Copy the data from the line that contains "Output a JSON" to its last line, exactly, including both of those lines and leaving out everything before.

### Given data ###

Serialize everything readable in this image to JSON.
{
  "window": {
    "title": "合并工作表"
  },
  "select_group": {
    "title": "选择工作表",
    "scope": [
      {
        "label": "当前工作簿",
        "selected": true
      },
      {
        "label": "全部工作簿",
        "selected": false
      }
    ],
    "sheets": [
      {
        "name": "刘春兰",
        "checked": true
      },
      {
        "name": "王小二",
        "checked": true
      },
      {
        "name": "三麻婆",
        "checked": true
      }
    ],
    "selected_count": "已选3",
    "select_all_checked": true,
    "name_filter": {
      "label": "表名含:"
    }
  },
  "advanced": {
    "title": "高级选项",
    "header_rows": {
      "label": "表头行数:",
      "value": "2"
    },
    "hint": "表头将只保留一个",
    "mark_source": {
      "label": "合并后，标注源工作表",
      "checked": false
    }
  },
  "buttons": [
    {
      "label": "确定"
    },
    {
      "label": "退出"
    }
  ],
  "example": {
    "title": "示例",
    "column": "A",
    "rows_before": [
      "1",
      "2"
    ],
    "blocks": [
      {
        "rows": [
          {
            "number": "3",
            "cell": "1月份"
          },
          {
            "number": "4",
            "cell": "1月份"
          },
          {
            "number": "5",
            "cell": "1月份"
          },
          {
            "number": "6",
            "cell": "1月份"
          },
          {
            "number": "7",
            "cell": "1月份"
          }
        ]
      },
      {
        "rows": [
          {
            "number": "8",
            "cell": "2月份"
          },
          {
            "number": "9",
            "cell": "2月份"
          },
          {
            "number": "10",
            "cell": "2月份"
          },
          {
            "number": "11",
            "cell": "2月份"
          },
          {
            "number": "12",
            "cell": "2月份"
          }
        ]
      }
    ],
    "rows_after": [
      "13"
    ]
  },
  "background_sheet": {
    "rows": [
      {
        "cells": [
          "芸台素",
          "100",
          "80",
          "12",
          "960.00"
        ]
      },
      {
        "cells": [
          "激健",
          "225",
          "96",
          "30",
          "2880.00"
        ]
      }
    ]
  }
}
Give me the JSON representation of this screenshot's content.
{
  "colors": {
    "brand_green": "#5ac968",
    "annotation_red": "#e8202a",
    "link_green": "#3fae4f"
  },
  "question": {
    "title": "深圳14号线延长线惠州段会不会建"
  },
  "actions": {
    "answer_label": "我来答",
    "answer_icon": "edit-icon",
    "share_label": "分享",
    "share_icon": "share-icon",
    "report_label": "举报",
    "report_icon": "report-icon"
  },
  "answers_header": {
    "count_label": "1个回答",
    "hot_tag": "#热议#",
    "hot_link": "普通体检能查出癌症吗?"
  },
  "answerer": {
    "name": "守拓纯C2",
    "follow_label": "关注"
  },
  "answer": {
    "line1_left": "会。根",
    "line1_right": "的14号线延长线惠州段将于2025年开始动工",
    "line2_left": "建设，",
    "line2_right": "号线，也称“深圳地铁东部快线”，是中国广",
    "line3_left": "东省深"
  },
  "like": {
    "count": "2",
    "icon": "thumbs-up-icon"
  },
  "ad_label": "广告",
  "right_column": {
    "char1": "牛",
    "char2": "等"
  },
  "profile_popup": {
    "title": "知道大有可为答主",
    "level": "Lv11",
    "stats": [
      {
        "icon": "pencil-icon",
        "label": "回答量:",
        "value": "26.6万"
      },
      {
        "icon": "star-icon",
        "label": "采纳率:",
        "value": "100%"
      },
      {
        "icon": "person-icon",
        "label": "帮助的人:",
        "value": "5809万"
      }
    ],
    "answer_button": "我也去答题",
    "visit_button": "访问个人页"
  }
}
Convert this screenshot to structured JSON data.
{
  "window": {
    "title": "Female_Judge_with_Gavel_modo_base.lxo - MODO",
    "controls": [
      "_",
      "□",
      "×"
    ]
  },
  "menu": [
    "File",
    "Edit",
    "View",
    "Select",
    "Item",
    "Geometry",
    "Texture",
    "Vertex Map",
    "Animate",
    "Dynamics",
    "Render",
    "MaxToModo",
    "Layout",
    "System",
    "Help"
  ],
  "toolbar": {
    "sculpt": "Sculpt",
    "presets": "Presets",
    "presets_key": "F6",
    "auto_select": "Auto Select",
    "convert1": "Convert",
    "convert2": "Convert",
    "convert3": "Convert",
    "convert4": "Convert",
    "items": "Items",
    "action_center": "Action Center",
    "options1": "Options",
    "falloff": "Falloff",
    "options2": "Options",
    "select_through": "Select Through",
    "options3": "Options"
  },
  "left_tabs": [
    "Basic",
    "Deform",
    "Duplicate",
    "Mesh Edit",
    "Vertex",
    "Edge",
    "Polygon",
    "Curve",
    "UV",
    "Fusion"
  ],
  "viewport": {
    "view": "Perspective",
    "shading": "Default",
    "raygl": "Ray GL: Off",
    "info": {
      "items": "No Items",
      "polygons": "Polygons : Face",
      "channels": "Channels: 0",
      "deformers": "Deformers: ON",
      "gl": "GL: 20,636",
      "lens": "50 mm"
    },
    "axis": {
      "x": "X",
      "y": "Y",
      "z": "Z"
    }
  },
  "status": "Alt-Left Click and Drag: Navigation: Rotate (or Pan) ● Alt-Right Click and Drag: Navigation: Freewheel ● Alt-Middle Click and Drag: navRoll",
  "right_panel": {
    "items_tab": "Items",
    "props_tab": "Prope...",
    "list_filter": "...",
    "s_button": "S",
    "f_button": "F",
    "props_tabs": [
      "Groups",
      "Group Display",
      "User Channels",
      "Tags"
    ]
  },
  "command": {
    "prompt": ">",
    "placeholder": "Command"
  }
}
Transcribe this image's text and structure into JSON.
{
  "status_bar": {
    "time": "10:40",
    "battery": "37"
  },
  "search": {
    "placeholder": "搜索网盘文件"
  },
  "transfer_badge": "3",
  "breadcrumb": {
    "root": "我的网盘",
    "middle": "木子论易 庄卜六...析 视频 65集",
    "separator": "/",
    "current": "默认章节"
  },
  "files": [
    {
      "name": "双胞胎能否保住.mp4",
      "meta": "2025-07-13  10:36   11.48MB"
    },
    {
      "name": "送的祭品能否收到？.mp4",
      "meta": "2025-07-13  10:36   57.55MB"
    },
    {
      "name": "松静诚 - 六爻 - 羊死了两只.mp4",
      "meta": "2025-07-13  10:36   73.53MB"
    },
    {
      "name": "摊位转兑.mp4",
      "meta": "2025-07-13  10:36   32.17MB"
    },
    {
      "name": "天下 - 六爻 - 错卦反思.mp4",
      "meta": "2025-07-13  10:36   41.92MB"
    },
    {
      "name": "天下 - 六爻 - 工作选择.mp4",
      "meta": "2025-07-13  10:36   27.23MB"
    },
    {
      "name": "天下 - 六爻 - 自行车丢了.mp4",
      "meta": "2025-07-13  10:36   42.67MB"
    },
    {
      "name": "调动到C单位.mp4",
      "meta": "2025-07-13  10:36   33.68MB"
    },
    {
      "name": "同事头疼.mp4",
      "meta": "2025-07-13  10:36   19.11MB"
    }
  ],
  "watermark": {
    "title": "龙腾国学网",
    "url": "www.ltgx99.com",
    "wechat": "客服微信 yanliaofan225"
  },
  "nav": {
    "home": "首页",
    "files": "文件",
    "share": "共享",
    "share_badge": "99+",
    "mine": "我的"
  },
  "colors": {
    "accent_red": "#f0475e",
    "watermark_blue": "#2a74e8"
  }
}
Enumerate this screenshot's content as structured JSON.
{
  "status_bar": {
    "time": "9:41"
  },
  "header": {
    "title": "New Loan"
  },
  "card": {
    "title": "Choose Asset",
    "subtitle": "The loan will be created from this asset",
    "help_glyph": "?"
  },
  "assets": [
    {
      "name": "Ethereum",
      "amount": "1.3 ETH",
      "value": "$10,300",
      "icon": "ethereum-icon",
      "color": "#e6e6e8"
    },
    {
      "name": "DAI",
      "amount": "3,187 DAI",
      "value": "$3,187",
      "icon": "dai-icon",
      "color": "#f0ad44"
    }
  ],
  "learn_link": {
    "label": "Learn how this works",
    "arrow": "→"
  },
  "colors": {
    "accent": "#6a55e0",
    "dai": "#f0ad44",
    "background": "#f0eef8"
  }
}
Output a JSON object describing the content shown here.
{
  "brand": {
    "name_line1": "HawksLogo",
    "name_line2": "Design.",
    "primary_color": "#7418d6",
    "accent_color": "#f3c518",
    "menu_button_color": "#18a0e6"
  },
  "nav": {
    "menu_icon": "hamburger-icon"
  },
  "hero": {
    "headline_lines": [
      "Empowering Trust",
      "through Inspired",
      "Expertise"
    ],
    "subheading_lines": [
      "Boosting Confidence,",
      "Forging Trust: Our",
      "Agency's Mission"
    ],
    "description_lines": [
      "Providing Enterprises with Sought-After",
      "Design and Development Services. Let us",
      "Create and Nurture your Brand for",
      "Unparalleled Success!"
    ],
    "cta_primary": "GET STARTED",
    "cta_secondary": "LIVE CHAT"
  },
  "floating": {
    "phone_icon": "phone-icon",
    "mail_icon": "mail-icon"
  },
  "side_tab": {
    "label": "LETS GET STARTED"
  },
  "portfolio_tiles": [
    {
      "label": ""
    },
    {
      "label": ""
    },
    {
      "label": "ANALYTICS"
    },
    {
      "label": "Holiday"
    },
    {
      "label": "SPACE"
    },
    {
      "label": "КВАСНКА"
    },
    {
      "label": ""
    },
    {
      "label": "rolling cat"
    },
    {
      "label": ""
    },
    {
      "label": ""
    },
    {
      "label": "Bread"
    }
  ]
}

###

## Task result
Output a JSON object describing the content shown here.
{
  "brand": {
    "name_line1": "HawksLogo",
    "name_line2": "Design.",
    "primary_color": "#7418d6",
    "accent_color": "#f3c518",
    "menu_button_color": "#18a0e6"
  },
  "nav": {
    "menu_icon": "hamburger-icon"
  },
  "hero": {
    "headline_lines": [
      "Empowering Trust",
      "through Inspired",
      "Expertise"
    ],
    "subheading_lines": [
      "Boosting Confidence,",
      "Forging Trust: Our",
      "Agency's Mission"
    ],
    "description_lines": [
      "Providing Enterprises with Sought-After",
      "Design and Development Services. Let us",
      "Create and Nurture your Brand for",
      "Unparalleled Success!"
    ],
    "cta_primary": "GET STARTED",
    "cta_secondary": "LIVE CHAT"
  },
  "floating": {
    "phone_icon": "phone-icon",
    "mail_icon": "mail-icon"
  },
  "side_tab": {
    "label": "LETS GET STARTED"
  },
  "portfolio_tiles": [
    {
      "label": ""
    },
    {
      "label": ""
    },
    {
      "label": "ANALYTICS"
    },
    {
      "label": "Holiday"
    },
    {
      "label": "SPACE"
    },
    {
      "label": "КВАСНКА"
    },
    {
      "label": ""
    },
    {
      "label": "rolling cat"
    },
    {
      "label": ""
    },
    {
      "label": ""
    },
    {
      "label": "Bread"
    }
  ]
}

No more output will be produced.